- [Stated problem] Count, in the entries, the lines with "date". Answer with the number only.

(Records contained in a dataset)
------------------------------

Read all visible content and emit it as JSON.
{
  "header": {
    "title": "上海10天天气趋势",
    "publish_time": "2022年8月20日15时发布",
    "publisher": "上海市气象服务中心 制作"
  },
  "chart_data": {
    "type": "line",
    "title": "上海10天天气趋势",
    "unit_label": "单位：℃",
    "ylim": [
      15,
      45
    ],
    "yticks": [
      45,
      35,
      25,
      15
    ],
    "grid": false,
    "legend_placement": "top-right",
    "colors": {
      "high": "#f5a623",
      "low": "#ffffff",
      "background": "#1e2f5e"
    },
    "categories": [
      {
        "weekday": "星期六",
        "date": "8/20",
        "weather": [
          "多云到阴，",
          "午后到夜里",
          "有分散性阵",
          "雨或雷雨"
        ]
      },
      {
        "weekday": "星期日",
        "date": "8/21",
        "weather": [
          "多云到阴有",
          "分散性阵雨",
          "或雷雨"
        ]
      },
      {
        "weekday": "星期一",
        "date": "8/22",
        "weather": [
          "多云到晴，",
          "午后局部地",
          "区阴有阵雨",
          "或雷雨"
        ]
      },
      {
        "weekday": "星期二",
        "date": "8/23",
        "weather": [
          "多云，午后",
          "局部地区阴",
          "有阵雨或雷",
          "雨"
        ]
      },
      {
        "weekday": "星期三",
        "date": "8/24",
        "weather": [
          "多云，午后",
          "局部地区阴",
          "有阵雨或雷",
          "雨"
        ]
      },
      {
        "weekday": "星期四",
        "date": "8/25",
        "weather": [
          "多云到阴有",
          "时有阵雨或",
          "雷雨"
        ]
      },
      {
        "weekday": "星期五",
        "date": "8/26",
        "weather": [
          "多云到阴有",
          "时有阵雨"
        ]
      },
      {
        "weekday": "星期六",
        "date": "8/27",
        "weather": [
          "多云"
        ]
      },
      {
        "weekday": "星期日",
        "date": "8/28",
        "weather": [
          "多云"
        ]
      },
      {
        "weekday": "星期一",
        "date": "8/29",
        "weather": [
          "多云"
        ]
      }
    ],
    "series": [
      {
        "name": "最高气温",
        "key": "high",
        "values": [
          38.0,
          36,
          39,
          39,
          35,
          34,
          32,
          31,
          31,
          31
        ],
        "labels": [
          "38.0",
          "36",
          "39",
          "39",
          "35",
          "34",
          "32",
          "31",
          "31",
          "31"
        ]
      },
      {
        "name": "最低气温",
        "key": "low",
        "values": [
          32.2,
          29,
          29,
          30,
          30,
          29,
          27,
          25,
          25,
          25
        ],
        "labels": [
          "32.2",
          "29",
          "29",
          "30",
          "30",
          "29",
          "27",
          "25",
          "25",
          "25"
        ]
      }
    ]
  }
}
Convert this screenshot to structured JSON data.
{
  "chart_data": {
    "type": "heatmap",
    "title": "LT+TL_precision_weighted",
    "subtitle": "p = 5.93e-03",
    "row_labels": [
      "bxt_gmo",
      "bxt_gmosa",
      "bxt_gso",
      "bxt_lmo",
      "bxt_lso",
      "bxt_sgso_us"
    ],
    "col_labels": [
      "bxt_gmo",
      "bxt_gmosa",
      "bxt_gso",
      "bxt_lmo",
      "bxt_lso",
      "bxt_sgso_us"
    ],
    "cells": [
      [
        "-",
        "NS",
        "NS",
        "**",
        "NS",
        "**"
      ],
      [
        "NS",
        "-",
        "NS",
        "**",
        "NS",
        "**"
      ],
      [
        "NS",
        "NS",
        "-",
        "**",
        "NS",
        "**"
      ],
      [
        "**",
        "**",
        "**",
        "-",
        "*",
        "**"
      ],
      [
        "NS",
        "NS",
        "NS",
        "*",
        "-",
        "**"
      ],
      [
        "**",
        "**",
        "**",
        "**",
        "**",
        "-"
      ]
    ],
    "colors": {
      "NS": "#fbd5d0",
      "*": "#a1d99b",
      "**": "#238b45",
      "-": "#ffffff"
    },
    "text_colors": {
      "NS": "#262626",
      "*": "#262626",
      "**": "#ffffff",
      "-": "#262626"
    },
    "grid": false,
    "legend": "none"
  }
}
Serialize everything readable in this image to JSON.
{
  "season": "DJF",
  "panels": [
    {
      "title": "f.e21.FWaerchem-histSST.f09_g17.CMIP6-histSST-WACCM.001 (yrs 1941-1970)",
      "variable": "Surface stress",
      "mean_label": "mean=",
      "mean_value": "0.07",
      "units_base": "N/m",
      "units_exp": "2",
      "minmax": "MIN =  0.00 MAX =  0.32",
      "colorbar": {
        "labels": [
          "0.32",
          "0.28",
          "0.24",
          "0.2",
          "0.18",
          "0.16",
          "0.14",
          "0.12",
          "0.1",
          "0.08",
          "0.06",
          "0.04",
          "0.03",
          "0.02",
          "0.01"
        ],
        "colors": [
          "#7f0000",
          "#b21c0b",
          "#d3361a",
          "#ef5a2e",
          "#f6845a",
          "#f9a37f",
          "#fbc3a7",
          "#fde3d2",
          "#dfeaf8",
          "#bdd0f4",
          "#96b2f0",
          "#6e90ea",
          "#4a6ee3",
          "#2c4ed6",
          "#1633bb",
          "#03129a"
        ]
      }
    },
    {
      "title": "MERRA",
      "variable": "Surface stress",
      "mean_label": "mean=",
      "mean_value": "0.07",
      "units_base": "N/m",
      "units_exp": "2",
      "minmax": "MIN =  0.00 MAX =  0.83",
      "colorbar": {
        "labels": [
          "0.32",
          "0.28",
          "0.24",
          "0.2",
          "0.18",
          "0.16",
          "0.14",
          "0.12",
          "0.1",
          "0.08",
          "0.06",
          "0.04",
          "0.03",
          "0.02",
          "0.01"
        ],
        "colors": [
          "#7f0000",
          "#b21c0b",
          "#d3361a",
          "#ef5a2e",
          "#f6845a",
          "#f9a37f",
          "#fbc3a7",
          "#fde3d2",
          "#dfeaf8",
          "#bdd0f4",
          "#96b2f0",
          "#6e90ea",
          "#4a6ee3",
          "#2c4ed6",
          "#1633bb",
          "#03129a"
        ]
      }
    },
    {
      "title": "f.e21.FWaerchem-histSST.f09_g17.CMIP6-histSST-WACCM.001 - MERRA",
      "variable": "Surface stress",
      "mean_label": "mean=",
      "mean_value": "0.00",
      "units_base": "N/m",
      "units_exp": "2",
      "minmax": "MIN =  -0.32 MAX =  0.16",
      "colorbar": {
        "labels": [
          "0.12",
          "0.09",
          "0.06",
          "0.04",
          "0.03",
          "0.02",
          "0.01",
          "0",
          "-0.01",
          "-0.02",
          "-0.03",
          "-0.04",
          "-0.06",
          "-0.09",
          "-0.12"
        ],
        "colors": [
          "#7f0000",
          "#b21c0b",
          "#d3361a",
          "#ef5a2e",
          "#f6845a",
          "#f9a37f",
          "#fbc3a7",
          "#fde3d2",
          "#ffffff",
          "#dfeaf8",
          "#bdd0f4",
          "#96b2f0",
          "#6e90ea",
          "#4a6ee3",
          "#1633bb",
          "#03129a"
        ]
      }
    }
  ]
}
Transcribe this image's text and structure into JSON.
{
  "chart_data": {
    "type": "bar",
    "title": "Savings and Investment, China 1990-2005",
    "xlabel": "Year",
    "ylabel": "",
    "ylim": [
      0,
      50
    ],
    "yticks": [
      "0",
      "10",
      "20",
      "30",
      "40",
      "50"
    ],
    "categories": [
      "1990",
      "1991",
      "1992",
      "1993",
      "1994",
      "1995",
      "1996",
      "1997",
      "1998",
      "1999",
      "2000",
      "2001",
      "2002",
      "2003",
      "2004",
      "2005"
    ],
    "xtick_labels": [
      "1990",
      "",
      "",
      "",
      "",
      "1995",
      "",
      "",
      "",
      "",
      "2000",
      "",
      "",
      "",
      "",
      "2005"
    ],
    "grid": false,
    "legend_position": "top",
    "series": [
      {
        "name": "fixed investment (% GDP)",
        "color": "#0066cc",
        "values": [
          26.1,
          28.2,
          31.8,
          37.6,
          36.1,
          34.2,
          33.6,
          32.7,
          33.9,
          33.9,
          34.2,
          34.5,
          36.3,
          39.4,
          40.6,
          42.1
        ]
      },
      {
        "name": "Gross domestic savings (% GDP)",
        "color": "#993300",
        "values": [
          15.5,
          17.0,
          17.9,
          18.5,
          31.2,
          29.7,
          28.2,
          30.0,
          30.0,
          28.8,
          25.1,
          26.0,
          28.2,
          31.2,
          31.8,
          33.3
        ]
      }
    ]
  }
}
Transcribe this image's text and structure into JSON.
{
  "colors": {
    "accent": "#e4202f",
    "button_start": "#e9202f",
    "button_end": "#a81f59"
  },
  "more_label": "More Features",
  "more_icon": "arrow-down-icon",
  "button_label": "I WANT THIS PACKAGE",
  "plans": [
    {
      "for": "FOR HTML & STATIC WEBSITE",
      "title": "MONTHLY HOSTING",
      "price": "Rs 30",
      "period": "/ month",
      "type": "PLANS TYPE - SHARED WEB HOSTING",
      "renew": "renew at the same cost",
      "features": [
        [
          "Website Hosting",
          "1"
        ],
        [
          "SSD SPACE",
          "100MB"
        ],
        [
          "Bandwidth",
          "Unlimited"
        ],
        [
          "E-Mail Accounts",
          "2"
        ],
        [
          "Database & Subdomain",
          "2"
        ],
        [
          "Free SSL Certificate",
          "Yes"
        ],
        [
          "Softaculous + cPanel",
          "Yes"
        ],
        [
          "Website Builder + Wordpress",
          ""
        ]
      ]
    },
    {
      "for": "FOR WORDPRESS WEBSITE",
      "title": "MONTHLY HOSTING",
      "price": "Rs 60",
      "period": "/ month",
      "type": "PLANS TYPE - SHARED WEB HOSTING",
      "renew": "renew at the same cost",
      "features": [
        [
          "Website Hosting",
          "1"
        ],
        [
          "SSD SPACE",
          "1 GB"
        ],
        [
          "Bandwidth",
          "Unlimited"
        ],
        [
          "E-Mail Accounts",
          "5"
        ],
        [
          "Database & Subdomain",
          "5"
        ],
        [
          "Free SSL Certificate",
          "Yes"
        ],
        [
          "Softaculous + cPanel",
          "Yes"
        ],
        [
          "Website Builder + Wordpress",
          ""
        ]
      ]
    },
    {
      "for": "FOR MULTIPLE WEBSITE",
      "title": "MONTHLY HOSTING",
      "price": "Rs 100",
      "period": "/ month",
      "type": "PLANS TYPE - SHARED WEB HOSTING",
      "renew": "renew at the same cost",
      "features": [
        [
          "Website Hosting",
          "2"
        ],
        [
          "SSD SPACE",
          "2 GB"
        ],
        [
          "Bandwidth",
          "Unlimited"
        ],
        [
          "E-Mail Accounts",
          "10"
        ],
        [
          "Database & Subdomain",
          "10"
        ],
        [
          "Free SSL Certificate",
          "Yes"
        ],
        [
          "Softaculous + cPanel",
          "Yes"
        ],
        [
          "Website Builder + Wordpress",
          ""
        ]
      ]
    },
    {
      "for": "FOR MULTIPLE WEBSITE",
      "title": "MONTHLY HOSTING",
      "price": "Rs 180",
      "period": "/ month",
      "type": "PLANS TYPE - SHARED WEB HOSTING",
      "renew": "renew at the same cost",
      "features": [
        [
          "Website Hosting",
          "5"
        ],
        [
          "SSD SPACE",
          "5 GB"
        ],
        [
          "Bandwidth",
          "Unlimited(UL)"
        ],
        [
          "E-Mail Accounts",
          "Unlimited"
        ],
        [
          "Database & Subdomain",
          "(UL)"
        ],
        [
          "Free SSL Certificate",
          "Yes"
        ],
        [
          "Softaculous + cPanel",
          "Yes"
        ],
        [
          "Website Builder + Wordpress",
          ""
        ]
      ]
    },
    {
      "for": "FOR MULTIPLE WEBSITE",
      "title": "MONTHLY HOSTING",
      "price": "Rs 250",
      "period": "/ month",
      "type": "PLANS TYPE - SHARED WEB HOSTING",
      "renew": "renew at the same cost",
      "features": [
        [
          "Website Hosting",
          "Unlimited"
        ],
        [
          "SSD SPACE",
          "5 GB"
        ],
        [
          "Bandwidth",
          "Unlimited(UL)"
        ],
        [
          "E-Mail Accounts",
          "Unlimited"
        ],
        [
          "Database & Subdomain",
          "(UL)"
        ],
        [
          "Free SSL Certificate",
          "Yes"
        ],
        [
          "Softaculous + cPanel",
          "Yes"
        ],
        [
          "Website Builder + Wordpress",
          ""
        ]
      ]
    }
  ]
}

------------------------------

- [Worked answer] 10